Problem:
Answer these questions about the tesseract thread below, one per line:
1. What misread result does the poster keep getting?
2. Which preprocessing steps did the poster apply with OpenCV in the second edit?
3. What is the method in the proposed solution called?

Search code examples
javaopencvtesseracttess4jpokemon-go

Detecting white text on a bright background with tesseract


I'm having issues reading white text on a bright background, it finds the text itself but it cannot really translate it correctly.

The image:
enter image description here

The result I keep getting is LanEerus which is not that far off, to be honest.

What I'm wondering is what image pre-processing could fix this? I'm using photoshop to manually pre-process it before I try to do it with code, to find what should work first.

I've tried making it a bitmap, but that makes the borders of the text pretty bad, resulting in tesseract just translating it to random characters.

Inverting colors and/or grayscaling doesn't seem to do the trick, either.

Anyone have any ideas? I know it's a pretty bad background for the text for this case. Trust me, I wish that the background was different!

My code for the tests:

File file = new File("C:\\tess\\lando.png");
ITesseract tess = new Tesseract();
tess.setDatapath("tessdata");

System.out.println(tess.doOCR(file));

EDIT
I have read through Improving the quality but couldn't get those tips to work.

EDIT 2
After using OpenCV to preprocess the image with grayscale, inverting colors, gaussian blur and adaptive threshold. I get this result of the image but no better reading. If anything, worse..
enter image description here


Solution

  • Here's one possible solution. This is in Python, but it should be clear enough for a Java port. We will apply a method called gained division. The idea is that you try to build a model of the background and then weight each input pixel by that model. The output gain should be relatively constant during most of the image. This will get rid of most of the background color variation. We can use a morphological chain to clean the result a little bit, let's see the code:

    # imports:
    import cv2
    import numpy as np
    # OCR imports:
    from PIL import Image
    import pyocr
    import pyocr.builders
    
    # image path
    path = "D://opencvImages//"

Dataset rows
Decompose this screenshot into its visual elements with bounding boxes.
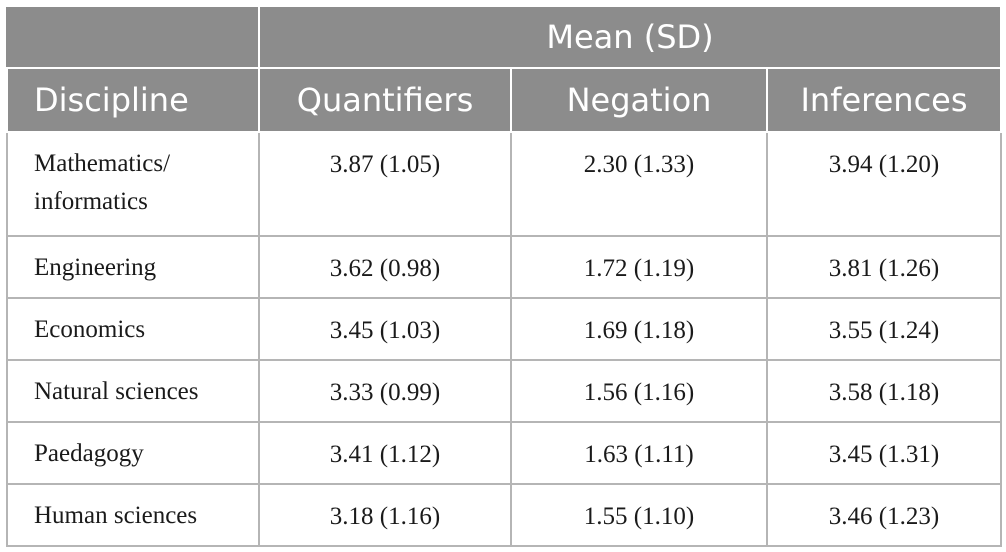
- negation-cell: 1.63 (1.11): [510, 421, 768, 485]
- header-blank-cell: [6, 5, 260, 69]
- quantifiers-cell: 3.33 (0.99): [258, 359, 512, 423]
- table-row: Engineering 3.62 (0.98) 1.72 (1.19) 3.81…: [6, 235, 1003, 299]
- discipline-cell: Economics: [6, 297, 260, 361]
- inferences-cell: 3.55 (1.24): [765, 297, 1003, 361]
- discipline-cell: Human sciences: [6, 483, 260, 547]
- header-negation: Negation: [510, 67, 768, 133]
- discipline-cell: Natural sciences: [6, 359, 260, 423]
- discipline-cell: Engineering: [6, 235, 260, 299]
- negation-cell: 1.69 (1.18): [510, 297, 768, 361]
- inferences-cell: 3.45 (1.31): [765, 421, 1003, 485]
- table-row: Natural sciences 3.33 (0.99) 1.56 (1.16)…: [6, 359, 1003, 423]
- table-header: Mean (SD) Discipline Quantifiers Negatio…: [6, 5, 1003, 133]
- results-table: Mean (SD) Discipline Quantifiers Negatio…: [6, 5, 1003, 547]
- header-columns-row: Discipline Quantifiers Negation Inferenc…: [6, 67, 1003, 133]
- negation-cell: 2.30 (1.33): [510, 131, 768, 237]
- quantifiers-cell: 3.18 (1.16): [258, 483, 512, 547]
- table-row: Paedagogy 3.41 (1.12) 1.63 (1.11) 3.45 (…: [6, 421, 1003, 485]
- table-row: Economics 3.45 (1.03) 1.69 (1.18) 3.55 (…: [6, 297, 1003, 361]
- quantifiers-cell: 3.62 (0.98): [258, 235, 512, 299]
- table-body: Mathematics/informatics 3.87 (1.05) 2.30…: [6, 131, 1003, 547]
- header-quantifiers: Quantifiers: [258, 67, 512, 133]
- negation-cell: 1.56 (1.16): [510, 359, 768, 423]
- quantifiers-cell: 3.41 (1.12): [258, 421, 512, 485]
- header-mean-sd: Mean (SD): [257, 5, 1003, 69]
- table-row: Mathematics/informatics 3.87 (1.05) 2.30…: [6, 131, 1003, 237]
- inferences-cell: 3.81 (1.26): [765, 235, 1003, 299]
- negation-cell: 1.55 (1.10): [510, 483, 768, 547]
- negation-cell: 1.72 (1.19): [510, 235, 768, 299]
- header-group-row: Mean (SD): [6, 5, 1003, 69]
- discipline-cell: Mathematics/informatics: [6, 131, 260, 237]
- inferences-cell: 3.58 (1.18): [765, 359, 1003, 423]
- discipline-line-2: informatics: [34, 188, 148, 215]
- header-discipline: Discipline: [6, 67, 260, 133]
- quantifiers-cell: 3.87 (1.05): [258, 131, 512, 237]
- discipline-cell: Paedagogy: [6, 421, 260, 485]
- inferences-cell: 3.46 (1.23): [765, 483, 1003, 547]
- header-inferences: Inferences: [765, 67, 1003, 133]
- quantifiers-cell: 3.45 (1.03): [258, 297, 512, 361]
- discipline-line-1: Mathematics/: [34, 150, 171, 177]
- inferences-cell: 3.94 (1.20): [765, 131, 1003, 237]
- table-row: Human sciences 3.18 (1.16) 1.55 (1.10) 3…: [6, 483, 1003, 547]
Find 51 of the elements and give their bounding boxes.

Written answer:
1. LanEerus
2. Grayscale, inverting colors, gaussian blur and adaptive threshold
3. Gained division